<<<<
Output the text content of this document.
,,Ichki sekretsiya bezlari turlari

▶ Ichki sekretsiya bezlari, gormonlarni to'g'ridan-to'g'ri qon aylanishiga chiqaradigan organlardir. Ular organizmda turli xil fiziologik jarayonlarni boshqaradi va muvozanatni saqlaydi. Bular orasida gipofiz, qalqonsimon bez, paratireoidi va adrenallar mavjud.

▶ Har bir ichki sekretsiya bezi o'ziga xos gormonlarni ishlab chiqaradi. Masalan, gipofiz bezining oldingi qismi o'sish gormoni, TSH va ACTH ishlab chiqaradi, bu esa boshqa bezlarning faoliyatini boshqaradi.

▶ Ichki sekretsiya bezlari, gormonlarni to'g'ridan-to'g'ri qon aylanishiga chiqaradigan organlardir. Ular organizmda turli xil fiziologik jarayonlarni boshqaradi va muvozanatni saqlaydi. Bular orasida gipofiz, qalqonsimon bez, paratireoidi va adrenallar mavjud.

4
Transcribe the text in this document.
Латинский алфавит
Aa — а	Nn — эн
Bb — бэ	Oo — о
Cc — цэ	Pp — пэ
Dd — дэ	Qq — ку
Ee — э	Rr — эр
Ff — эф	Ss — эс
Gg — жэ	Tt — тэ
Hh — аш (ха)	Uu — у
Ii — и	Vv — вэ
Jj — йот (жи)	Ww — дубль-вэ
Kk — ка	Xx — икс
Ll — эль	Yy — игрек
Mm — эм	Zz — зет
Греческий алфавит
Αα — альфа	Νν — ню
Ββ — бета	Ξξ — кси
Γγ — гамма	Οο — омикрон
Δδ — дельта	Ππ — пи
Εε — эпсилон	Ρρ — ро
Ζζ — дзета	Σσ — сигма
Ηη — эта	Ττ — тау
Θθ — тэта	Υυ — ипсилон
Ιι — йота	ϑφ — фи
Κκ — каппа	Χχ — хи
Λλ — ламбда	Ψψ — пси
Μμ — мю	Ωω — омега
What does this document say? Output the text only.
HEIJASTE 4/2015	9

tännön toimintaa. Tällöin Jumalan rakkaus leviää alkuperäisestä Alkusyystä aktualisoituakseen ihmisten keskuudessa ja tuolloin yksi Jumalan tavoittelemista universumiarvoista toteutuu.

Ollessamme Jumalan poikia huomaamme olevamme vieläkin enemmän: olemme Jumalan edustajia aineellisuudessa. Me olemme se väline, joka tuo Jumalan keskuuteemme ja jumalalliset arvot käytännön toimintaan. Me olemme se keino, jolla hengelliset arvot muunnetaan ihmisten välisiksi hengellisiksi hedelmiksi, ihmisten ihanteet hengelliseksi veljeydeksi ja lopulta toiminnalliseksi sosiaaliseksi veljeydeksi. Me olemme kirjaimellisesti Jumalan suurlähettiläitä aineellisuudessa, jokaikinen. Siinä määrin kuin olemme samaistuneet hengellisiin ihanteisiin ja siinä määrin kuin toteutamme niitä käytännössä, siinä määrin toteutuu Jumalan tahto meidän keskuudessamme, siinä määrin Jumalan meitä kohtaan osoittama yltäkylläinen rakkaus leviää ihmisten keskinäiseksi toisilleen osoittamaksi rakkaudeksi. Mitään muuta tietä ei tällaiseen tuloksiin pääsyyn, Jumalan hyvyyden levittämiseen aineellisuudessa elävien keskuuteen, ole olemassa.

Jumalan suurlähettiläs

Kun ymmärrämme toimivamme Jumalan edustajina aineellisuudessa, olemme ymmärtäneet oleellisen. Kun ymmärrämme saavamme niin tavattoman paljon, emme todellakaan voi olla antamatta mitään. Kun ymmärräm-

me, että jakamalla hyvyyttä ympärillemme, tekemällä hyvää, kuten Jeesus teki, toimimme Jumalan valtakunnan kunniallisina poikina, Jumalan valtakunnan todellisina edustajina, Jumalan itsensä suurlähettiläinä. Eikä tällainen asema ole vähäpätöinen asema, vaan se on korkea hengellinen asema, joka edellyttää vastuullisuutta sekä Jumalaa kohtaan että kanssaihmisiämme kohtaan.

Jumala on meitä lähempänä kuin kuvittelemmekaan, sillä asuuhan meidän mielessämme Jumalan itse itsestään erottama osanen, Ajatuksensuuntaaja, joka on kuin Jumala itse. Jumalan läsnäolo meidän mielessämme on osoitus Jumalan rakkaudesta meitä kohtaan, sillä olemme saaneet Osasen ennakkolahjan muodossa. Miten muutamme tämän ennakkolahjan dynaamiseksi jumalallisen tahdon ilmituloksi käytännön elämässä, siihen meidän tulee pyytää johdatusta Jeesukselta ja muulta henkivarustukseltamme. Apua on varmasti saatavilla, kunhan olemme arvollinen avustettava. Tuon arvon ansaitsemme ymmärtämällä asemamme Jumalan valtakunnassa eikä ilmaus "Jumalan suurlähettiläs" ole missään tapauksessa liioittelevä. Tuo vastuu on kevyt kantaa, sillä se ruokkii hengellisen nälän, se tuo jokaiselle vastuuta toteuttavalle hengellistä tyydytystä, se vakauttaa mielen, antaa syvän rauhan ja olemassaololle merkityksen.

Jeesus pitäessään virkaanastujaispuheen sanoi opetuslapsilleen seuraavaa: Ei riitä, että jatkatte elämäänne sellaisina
>>>>
* _Given task_: Within the entries above, report how many lines include "edustajina", and keep the answer to the number.

* _Written solution_: 2